§ STATED GOAL
Repeat, without any change, the entries presented below.

Records from a data collection
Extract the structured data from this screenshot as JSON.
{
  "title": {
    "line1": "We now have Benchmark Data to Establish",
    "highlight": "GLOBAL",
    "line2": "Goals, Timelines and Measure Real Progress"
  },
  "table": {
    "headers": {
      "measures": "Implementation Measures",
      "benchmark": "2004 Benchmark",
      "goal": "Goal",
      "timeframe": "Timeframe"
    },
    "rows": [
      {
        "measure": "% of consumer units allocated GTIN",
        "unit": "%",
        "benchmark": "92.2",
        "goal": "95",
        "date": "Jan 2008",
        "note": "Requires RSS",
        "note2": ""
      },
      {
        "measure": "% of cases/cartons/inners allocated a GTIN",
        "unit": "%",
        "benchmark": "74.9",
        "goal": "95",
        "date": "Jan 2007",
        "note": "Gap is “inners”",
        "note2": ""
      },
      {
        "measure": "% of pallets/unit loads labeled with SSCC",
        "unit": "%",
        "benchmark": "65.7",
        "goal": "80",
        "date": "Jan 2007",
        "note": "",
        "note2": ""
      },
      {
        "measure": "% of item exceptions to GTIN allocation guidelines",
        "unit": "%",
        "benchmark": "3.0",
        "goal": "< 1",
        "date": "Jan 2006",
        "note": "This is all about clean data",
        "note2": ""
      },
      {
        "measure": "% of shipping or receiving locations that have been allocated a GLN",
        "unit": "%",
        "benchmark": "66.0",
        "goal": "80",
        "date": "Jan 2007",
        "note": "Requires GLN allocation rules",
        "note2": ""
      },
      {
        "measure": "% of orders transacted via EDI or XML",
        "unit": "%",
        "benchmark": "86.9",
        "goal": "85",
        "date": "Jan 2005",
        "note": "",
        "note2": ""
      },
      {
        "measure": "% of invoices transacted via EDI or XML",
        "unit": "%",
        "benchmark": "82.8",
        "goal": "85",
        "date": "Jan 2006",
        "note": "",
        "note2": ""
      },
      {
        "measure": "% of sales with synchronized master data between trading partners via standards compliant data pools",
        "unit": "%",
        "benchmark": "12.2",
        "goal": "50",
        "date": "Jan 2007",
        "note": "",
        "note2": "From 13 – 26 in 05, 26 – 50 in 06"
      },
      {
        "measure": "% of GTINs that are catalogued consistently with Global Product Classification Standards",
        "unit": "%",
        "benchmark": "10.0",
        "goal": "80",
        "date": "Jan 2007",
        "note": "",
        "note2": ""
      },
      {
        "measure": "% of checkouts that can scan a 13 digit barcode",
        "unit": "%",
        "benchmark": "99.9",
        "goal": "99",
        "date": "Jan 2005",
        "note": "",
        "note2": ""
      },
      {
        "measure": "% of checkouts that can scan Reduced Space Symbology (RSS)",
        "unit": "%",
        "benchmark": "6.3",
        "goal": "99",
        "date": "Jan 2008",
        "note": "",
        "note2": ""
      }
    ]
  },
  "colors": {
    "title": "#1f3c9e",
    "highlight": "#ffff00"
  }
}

§ FULL RESPONSE
Extract the structured data from this screenshot as JSON.
{
  "title": {
    "line1": "We now have Benchmark Data to Establish",
    "highlight": "GLOBAL",
    "line2": "Goals, Timelines and Measure Real Progress"
  },
  "table": {
    "headers": {
      "measures": "Implementation Measures",
      "benchmark": "2004 Benchmark",
      "goal": "Goal",
      "timeframe": "Timeframe"
    },
    "rows": [
      {
        "measure": "% of consumer units allocated GTIN",
        "unit": "%",
        "benchmark": "92.2",
        "goal": "95",
        "date": "Jan 2008",
        "note": "Requires RSS",
        "note2": ""
      },
      {
        "measure": "% of cases/cartons/inners allocated a GTIN",
        "unit": "%",
        "benchmark": "74.9",
        "goal": "95",
        "date": "Jan 2007",
        "note": "Gap is “inners”",
        "note2": ""
      },
      {
        "measure": "% of pallets/unit loads labeled with SSCC",
        "unit": "%",
        "benchmark": "65.7",
        "goal": "80",
        "date": "Jan 2007",
        "note": "",
        "note2": ""
      },
      {
        "measure": "% of item exceptions to GTIN allocation guidelines",
        "unit": "%",
        "benchmark": "3.0",
        "goal": "< 1",
        "date": "Jan 2006",
        "note": "This is all about clean data",
        "note2": ""
      },
      {
        "measure": "% of shipping or receiving locations that have been allocated a GLN",
        "unit": "%",
        "benchmark": "66.0",
        "goal": "80",
        "date": "Jan 2007",
        "note": "Requires GLN allocation rules",
        "note2": ""
      },
      {
        "measure": "% of orders transacted via EDI or XML",
        "unit": "%",
        "benchmark": "86.9",
        "goal": "85",
        "date": "Jan 2005",
        "note": "",
        "note2": ""
      },
      {
        "measure": "% of invoices transacted via EDI or XML",
        "unit": "%",
        "benchmark": "82.8",
        "goal": "85",
        "date": "Jan 2006",
        "note": "",
        "note2": ""
      },
      {
        "measure": "% of sales with synchronized master data between trading partners via standards compliant data pools",
        "unit": "%",
        "benchmark": "12.2",
        "goal": "50",
        "date": "Jan 2007",
        "note": "",
        "note2": "From 13 – 26 in 05, 26 – 50 in 06"
      },
      {
        "measure": "% of GTINs that are catalogued consistently with Global Product Classification Standards",
        "unit": "%",
        "benchmark": "10.0",
        "goal": "80",
        "date": "Jan 2007",
        "note": "",
        "note2": ""
      },
      {
        "measure": "% of checkouts that can scan a 13 digit barcode",
        "unit": "%",
        "benchmark": "99.9",
        "goal": "99",
        "date": "Jan 2005",
        "note": "",
        "note2": ""
      },
      {
        "measure": "% of checkouts that can scan Reduced Space Symbology (RSS)",
        "unit": "%",
        "benchmark": "6.3",
        "goal": "99",
        "date": "Jan 2008",
        "note": "",
        "note2": ""
      }
    ]
  },
  "colors": {
    "title": "#1f3c9e",
    "highlight": "#ffff00"
  }
}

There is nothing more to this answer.